Items listed in a dataset:
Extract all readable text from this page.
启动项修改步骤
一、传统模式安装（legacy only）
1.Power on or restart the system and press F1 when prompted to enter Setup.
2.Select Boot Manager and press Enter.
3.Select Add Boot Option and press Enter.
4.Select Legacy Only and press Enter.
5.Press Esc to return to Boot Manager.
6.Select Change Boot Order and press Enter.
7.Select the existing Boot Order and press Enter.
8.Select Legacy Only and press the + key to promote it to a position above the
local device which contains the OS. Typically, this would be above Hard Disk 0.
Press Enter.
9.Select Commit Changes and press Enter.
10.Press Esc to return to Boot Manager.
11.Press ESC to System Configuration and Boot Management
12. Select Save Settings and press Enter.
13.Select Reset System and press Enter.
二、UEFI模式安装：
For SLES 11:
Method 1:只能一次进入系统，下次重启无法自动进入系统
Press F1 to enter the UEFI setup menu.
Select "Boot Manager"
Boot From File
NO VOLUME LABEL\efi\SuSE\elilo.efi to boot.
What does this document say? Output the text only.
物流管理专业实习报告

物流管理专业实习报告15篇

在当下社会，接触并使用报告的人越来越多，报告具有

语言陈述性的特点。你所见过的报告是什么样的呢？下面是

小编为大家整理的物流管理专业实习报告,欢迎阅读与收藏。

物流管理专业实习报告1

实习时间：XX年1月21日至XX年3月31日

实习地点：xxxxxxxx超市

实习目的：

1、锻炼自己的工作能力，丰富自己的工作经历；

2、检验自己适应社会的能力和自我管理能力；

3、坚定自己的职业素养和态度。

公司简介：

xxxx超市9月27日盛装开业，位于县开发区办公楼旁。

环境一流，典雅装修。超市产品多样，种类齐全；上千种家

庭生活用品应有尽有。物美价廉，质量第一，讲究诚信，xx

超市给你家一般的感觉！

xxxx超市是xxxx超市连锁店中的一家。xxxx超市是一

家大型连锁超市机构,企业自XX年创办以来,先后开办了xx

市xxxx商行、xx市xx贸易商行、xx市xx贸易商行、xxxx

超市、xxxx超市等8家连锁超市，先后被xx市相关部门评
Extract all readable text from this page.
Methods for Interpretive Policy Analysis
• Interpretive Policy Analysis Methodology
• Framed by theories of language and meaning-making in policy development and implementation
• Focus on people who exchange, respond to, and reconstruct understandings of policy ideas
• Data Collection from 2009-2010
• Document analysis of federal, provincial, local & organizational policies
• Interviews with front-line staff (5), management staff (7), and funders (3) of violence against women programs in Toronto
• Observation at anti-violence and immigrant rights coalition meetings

> Task to carry out:
In the records above, locate the line that contains "What does this". Repeat it and every line after it, exactly, and nothing else.

> Solution:
What does this document say? Output the text only.
物流管理专业实习报告

物流管理专业实习报告15篇

在当下社会，接触并使用报告的人越来越多，报告具有

语言陈述性的特点。你所见过的报告是什么样的呢？下面是

小编为大家整理的物流管理专业实习报告,欢迎阅读与收藏。

物流管理专业实习报告1

实习时间：XX年1月21日至XX年3月31日

实习地点：xxxxxxxx超市

实习目的：

1、锻炼自己的工作能力，丰富自己的工作经历；

2、检验自己适应社会的能力和自我管理能力；

3、坚定自己的职业素养和态度。

公司简介：

xxxx超市9月27日盛装开业，位于县开发区办公楼旁。

环境一流，典雅装修。超市产品多样，种类齐全；上千种家

庭生活用品应有尽有。物美价廉，质量第一，讲究诚信，xx

超市给你家一般的感觉！

xxxx超市是xxxx超市连锁店中的一家。xxxx超市是一

家大型连锁超市机构,企业自XX年创办以来,先后开办了xx

市xxxx商行、xx市xx贸易商行、xx市xx贸易商行、xxxx

超市、xxxx超市等8家连锁超市，先后被xx市相关部门评
Extract all readable text from this page.
Methods for Interpretive Policy Analysis
• Interpretive Policy Analysis Methodology
• Framed by theories of language and meaning-making in policy development and implementation
• Focus on people who exchange, respond to, and reconstruct understandings of policy ideas
• Data Collection from 2009-2010
• Document analysis of federal, provincial, local & organizational policies
• Interviews with front-line staff (5), management staff (7), and funders (3) of violence against women programs in Toronto
• Observation at anti-violence and immigrant rights coalition meetings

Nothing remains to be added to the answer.